■ Material for the task
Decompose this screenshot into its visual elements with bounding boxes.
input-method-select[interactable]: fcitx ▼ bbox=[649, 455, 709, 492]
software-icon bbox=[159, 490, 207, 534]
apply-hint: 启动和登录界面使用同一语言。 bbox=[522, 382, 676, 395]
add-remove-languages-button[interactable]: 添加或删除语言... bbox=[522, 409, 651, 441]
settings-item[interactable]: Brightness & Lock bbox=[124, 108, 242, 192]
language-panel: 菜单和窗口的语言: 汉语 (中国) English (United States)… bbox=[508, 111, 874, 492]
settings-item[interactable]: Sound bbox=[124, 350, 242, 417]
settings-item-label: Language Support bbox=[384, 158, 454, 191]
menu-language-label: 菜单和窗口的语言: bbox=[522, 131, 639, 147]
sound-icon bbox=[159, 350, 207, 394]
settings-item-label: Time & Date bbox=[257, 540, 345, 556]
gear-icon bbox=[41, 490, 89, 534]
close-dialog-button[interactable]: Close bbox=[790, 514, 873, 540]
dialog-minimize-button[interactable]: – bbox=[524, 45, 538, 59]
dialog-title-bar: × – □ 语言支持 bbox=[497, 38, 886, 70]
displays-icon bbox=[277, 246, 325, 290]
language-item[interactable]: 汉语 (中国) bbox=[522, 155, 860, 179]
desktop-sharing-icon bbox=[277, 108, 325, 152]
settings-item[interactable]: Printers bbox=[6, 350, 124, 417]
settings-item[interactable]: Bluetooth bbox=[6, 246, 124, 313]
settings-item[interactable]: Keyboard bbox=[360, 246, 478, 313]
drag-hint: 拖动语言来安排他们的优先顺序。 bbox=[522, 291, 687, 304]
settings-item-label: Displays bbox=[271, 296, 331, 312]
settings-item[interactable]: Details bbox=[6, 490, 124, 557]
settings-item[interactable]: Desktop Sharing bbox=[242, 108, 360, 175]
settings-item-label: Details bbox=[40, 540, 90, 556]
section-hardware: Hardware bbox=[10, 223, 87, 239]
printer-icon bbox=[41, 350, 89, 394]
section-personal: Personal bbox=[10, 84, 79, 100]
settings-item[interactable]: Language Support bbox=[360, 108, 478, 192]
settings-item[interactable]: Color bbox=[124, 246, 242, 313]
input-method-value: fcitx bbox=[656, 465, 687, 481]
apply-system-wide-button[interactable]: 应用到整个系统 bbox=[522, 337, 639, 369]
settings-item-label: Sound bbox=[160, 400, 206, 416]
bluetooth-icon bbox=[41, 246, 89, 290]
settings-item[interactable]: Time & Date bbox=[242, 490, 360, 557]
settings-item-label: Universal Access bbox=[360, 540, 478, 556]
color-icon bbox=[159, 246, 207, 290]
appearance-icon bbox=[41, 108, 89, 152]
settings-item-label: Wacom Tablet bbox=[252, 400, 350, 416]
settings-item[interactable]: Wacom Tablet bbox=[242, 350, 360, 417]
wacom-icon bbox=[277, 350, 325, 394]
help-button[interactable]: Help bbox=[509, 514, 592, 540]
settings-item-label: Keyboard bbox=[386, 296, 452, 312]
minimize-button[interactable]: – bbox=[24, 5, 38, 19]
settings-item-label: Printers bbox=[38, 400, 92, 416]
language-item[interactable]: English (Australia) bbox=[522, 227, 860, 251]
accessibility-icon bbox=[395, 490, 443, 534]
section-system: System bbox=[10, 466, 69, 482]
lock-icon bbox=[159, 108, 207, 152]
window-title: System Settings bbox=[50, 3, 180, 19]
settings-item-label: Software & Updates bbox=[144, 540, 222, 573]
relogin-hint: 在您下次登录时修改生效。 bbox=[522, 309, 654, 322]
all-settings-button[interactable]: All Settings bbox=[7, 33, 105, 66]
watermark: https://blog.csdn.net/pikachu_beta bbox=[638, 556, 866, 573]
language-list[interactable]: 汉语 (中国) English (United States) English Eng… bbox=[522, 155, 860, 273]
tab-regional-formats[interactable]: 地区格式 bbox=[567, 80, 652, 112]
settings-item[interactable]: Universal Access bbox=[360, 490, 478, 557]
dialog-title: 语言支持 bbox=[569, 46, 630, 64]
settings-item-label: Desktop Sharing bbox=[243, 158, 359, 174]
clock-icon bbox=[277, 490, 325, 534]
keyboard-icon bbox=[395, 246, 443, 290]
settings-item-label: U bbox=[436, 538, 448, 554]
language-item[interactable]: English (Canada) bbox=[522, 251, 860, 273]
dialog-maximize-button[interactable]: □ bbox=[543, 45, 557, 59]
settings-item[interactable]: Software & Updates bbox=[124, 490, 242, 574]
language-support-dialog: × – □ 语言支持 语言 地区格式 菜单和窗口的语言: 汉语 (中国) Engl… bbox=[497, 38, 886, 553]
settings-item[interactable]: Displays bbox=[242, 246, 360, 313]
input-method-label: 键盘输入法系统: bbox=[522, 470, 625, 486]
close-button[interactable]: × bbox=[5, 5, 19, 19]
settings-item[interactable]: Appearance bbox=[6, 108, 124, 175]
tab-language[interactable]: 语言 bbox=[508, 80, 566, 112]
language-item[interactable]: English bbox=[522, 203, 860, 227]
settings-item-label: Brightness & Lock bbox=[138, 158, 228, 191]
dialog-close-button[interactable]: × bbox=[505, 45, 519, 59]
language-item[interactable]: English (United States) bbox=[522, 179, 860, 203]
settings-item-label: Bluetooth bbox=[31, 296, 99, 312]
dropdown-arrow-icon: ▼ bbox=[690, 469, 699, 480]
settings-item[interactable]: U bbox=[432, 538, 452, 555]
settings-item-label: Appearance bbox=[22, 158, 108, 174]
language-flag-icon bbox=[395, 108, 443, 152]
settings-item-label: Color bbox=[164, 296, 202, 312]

■ Objective
Set down, unchanged, the part of the entries that runs from the very first line through the line containing "409, 651, 441]", with both ends included.

■ Exercise result
Decompose this screenshot into its visual elements with bounding boxes.
input-method-select[interactable]: fcitx ▼ bbox=[649, 455, 709, 492]
software-icon bbox=[159, 490, 207, 534]
apply-hint: 启动和登录界面使用同一语言。 bbox=[522, 382, 676, 395]
add-remove-languages-button[interactable]: 添加或删除语言... bbox=[522, 409, 651, 441]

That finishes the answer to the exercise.